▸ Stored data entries
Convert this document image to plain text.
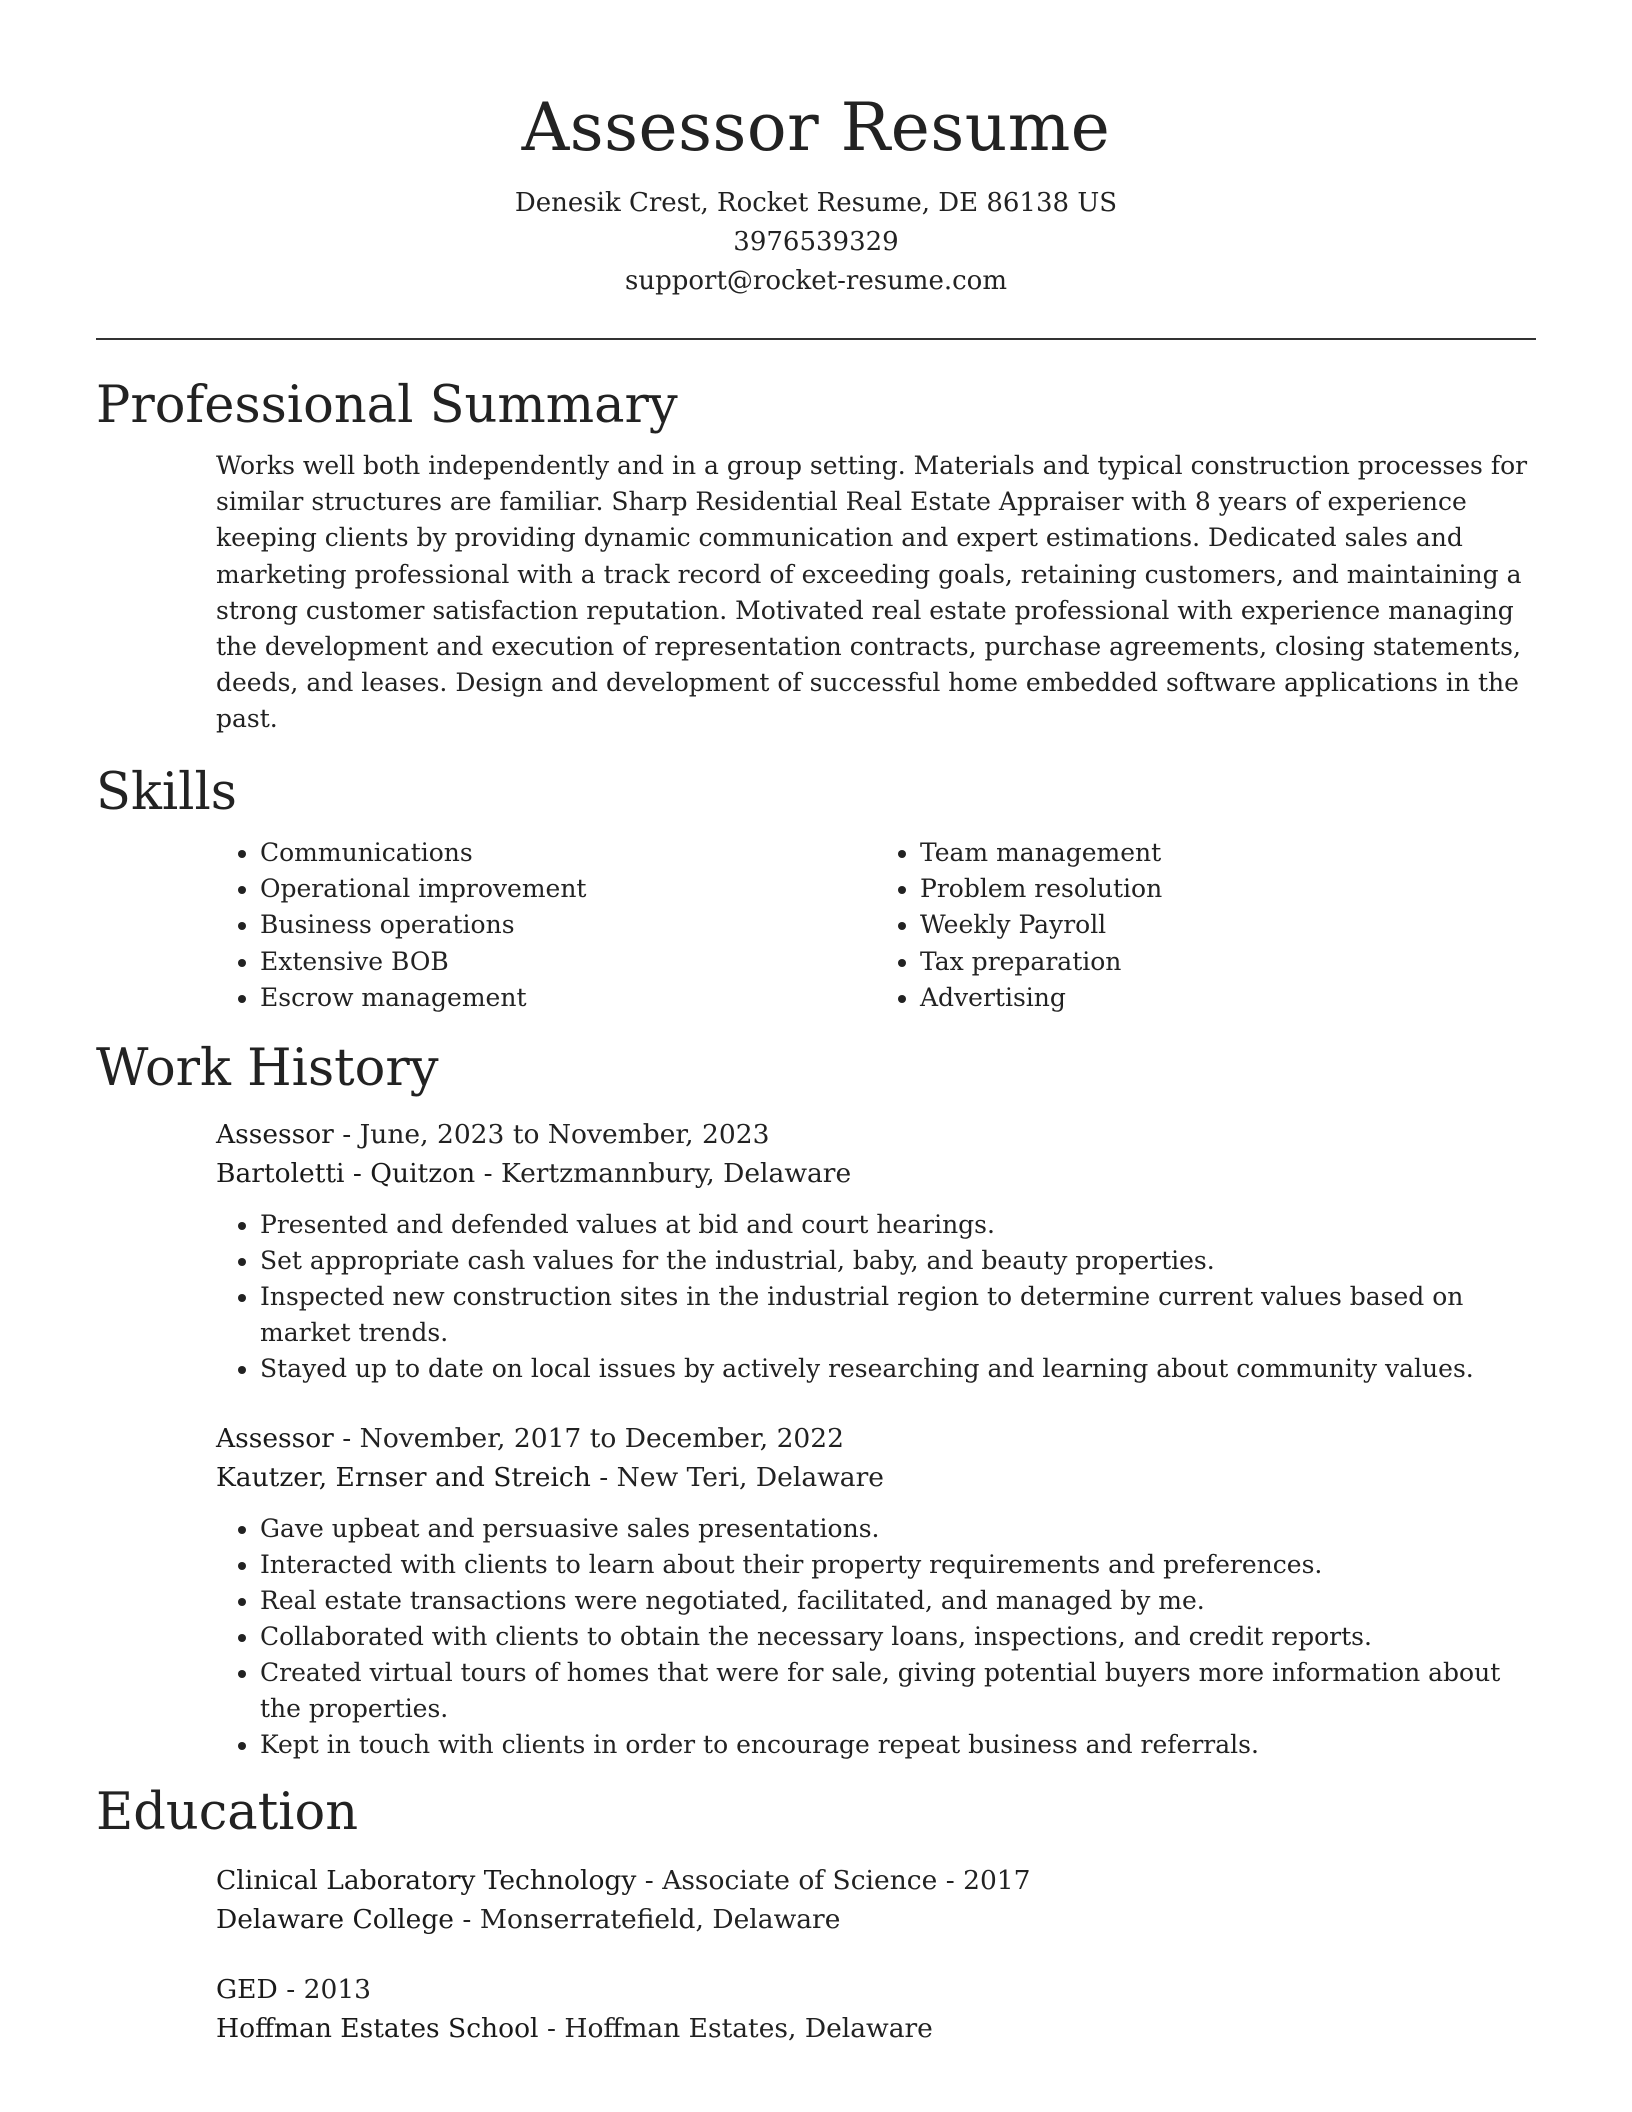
Assessor Resume
Denesik Crest, Rocket Resume, DE 86138 US
3976539329
support@rocket-resume.com
Professional Summary

Works well both independently and in a group setting. Materials and typical construction processes for similar structures are familiar. Sharp Residential Real Estate Appraiser with 8 years of experience keeping clients by providing dynamic communication and expert estimations. Dedicated sales and marketing professional with a track record of exceeding goals, retaining customers, and maintaining a strong customer satisfaction reputation. Motivated real estate professional with experience managing the development and execution of representation contracts, purchase agreements, closing statements, deeds, and leases. Design and development of successful home embedded software applications in the past.

Skills
• Communications
• Operational improvement
• Business operations
• Extensive BOB
• Escrow management
• Team management
• Problem resolution
• Weekly Payroll
• Tax preparation
• Advertising
Work History
Assessor - June, 2023 to November, 2023
Bartoletti - Quitzon - Kertzmannbury, Delaware
• Presented and defended values at bid and court hearings.
• Set appropriate cash values for the industrial, baby, and beauty properties.
• Inspected new construction sites in the industrial region to determine current values based on market trends.
• Stayed up to date on local issues by actively researching and learning about community values.
Assessor - November, 2017 to December, 2022
Kautzer, Ernser and Streich - New Teri, Delaware
• Gave upbeat and persuasive sales presentations.
• Interacted with clients to learn about their property requirements and preferences.
• Real estate transactions were negotiated, facilitated, and managed by me.
• Collaborated with clients to obtain the necessary loans, inspections, and credit reports.
• Created virtual tours of homes that were for sale, giving potential buyers more information about the properties.
• Kept in touch with clients in order to encourage repeat business and referrals.
Education
Clinical Laboratory Technology - Associate of Science - 2017
Delaware College - Monserratefield, Delaware
GED - 2013
Hoffman Estates School - Hoffman Estates, Delaware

▸ Stated problem
Scan the material above. Return every line containing the string "were".

▸ Result for this exercise
• Real estate transactions were negotiated, facilitated, and managed by me.
• Created virtual tours of homes that were for sale, giving potential buyers more information about the properties.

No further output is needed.